**Aim**
Narrow the data below down to the lines containing "JSON".

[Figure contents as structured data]
────────────────────────────────────────

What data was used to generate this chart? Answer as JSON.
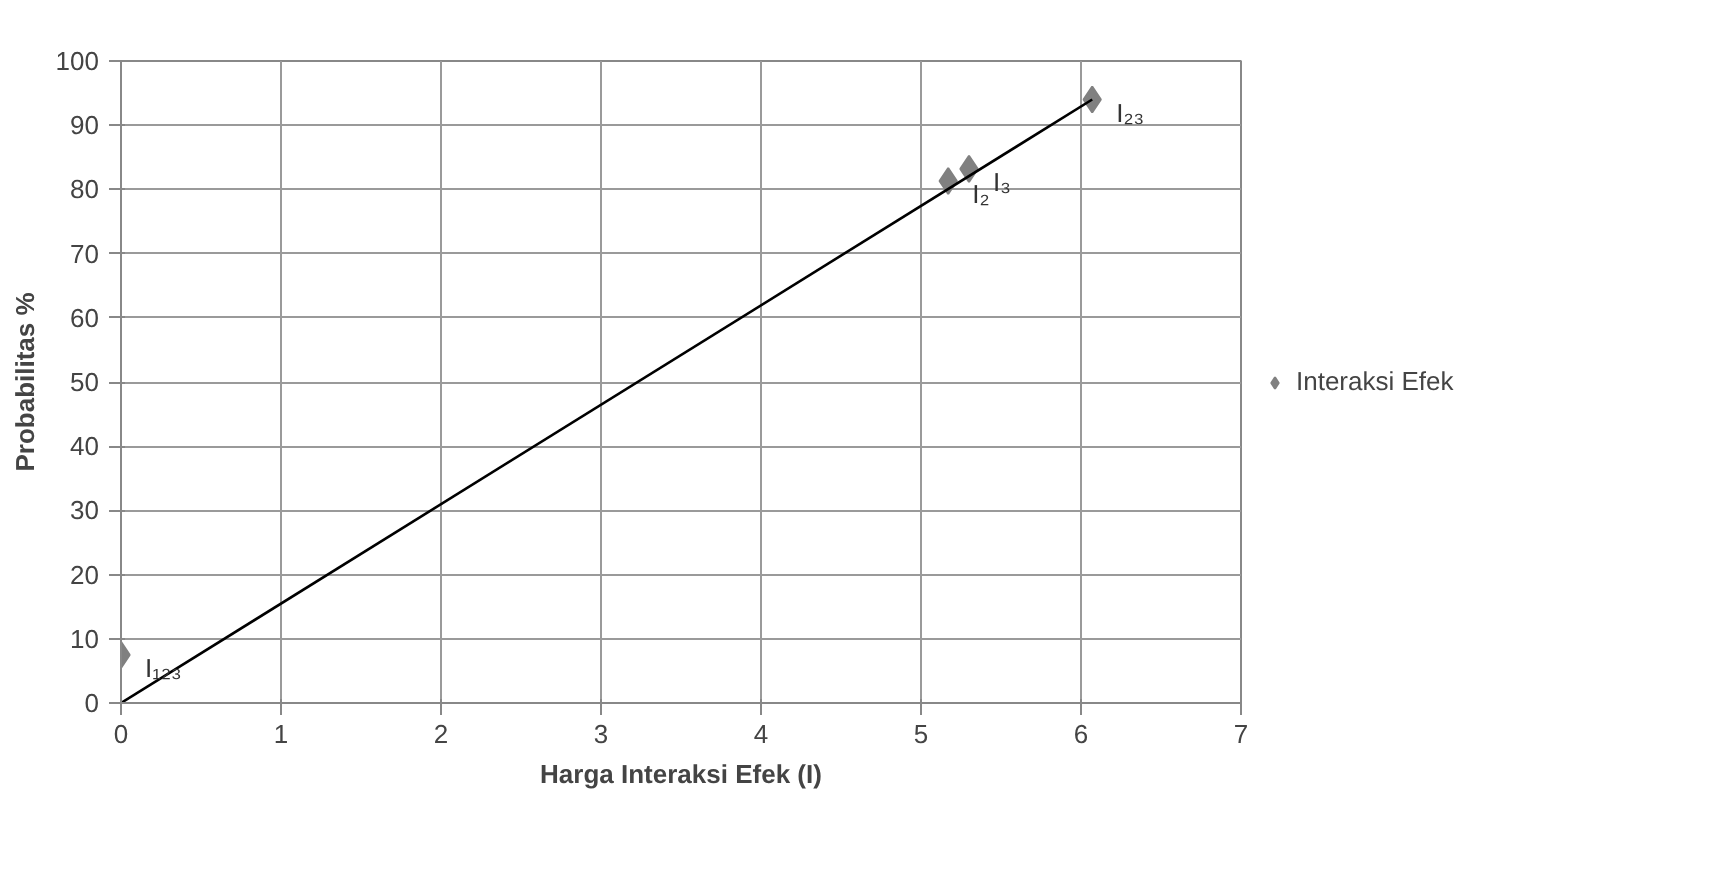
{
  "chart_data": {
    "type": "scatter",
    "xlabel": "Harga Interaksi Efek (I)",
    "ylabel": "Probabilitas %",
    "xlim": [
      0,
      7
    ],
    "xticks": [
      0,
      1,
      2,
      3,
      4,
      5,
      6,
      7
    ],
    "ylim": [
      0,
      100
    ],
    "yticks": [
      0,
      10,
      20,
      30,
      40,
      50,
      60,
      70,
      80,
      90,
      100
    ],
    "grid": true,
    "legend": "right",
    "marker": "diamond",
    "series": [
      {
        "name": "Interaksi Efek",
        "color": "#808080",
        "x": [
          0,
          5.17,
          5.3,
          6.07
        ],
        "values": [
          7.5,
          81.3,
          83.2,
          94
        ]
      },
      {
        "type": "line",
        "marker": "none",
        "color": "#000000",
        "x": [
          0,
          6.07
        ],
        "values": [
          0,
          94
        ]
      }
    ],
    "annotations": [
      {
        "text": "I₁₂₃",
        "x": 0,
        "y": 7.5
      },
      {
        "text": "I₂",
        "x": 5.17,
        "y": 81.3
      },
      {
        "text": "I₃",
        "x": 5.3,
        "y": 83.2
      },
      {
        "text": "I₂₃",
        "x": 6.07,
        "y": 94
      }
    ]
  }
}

────────────────────────────────────────

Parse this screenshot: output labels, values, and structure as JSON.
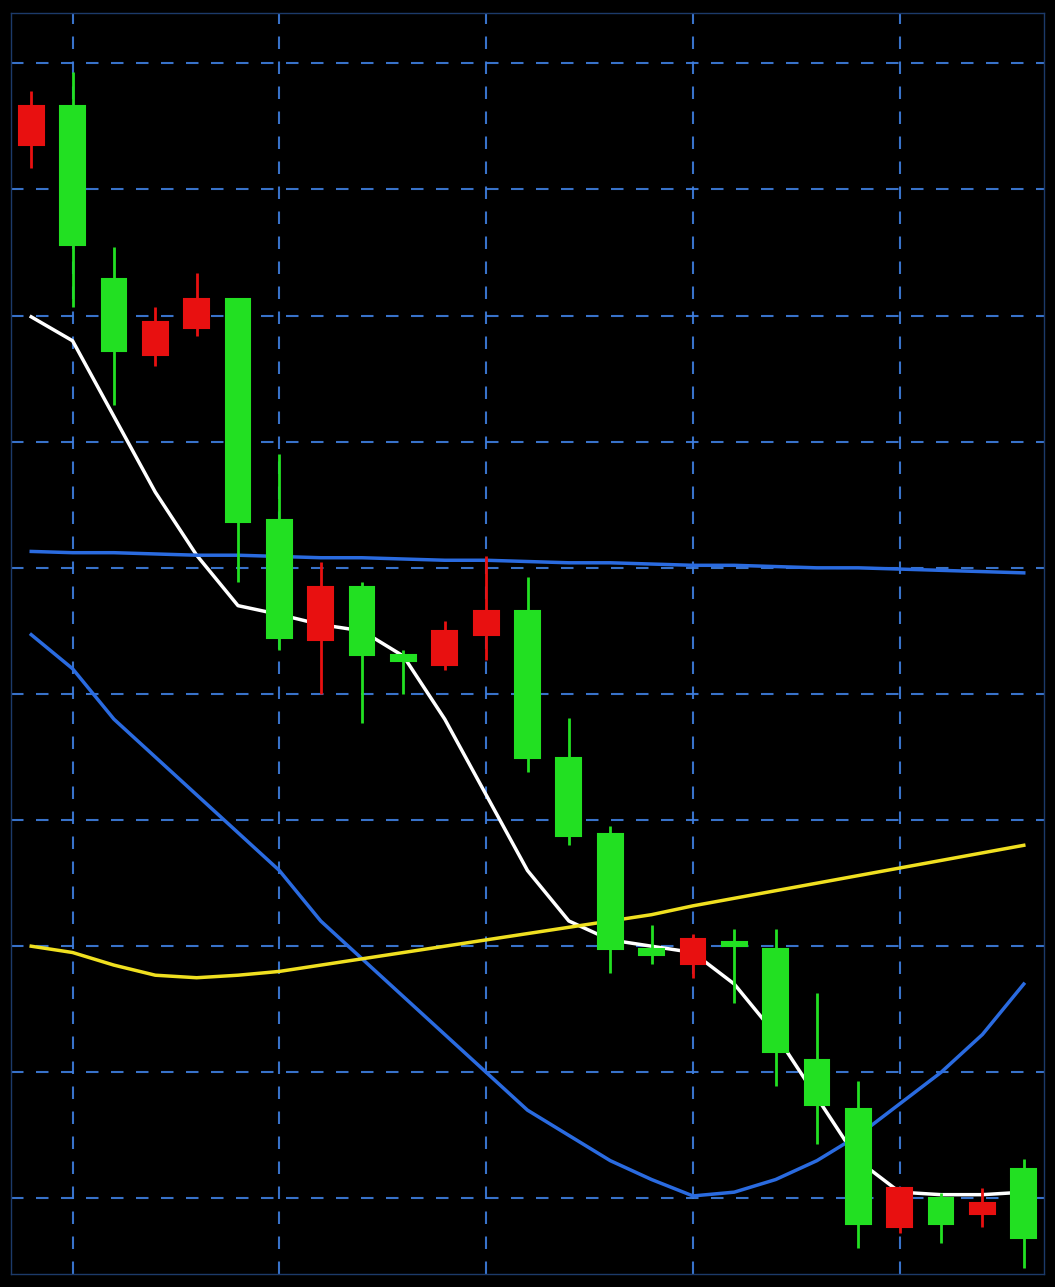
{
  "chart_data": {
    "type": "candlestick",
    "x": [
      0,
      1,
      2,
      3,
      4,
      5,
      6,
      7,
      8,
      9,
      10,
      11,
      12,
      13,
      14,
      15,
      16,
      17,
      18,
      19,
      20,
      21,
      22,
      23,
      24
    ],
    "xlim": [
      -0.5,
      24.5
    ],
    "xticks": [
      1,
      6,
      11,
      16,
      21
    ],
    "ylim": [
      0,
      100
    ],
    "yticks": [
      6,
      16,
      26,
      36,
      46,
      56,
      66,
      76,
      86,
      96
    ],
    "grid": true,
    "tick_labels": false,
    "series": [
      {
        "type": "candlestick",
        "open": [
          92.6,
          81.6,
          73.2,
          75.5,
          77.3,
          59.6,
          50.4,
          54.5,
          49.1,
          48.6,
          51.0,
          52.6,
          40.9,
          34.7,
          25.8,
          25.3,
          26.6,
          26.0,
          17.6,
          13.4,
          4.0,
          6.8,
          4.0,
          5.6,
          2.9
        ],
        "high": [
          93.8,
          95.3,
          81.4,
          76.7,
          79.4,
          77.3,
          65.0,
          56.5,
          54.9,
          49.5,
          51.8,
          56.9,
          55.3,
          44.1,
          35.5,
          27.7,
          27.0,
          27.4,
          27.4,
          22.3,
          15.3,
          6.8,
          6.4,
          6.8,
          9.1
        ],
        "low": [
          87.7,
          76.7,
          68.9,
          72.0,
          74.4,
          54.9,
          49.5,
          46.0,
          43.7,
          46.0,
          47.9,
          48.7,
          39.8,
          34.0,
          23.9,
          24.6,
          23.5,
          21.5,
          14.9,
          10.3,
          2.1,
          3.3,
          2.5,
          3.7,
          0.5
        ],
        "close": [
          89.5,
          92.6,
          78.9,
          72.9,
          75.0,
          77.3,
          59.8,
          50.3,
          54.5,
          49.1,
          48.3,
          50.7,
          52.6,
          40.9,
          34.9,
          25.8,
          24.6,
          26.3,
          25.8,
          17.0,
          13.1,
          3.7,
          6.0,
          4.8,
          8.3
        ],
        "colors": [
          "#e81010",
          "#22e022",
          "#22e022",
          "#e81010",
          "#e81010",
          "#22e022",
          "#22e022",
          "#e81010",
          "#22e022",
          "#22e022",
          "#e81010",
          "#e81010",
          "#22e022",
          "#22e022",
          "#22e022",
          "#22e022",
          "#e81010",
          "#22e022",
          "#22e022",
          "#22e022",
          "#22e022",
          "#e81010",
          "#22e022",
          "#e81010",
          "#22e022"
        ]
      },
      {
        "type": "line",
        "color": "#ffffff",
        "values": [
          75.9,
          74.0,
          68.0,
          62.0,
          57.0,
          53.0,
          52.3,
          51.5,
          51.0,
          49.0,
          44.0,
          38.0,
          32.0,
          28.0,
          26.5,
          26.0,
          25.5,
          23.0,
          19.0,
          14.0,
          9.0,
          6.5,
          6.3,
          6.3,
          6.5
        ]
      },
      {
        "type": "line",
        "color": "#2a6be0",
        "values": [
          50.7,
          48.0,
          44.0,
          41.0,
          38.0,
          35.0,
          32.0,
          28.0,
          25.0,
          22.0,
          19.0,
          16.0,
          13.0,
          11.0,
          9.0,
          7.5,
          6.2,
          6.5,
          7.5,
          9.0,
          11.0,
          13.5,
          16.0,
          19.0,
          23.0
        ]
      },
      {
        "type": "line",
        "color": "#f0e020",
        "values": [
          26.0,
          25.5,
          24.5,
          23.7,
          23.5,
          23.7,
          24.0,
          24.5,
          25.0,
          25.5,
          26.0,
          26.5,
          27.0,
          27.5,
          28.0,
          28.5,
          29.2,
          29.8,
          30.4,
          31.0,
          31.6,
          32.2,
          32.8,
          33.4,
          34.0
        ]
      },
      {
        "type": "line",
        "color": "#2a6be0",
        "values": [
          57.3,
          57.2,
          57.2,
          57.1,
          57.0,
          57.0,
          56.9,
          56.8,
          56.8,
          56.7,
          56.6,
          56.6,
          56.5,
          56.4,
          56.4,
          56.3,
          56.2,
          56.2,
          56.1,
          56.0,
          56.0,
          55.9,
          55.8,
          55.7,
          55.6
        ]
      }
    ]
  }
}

────────────────────────────────────────

**The reply**
What data was used to generate this chart? Answer as JSON.
Parse this screenshot: output labels, values, and structure as JSON.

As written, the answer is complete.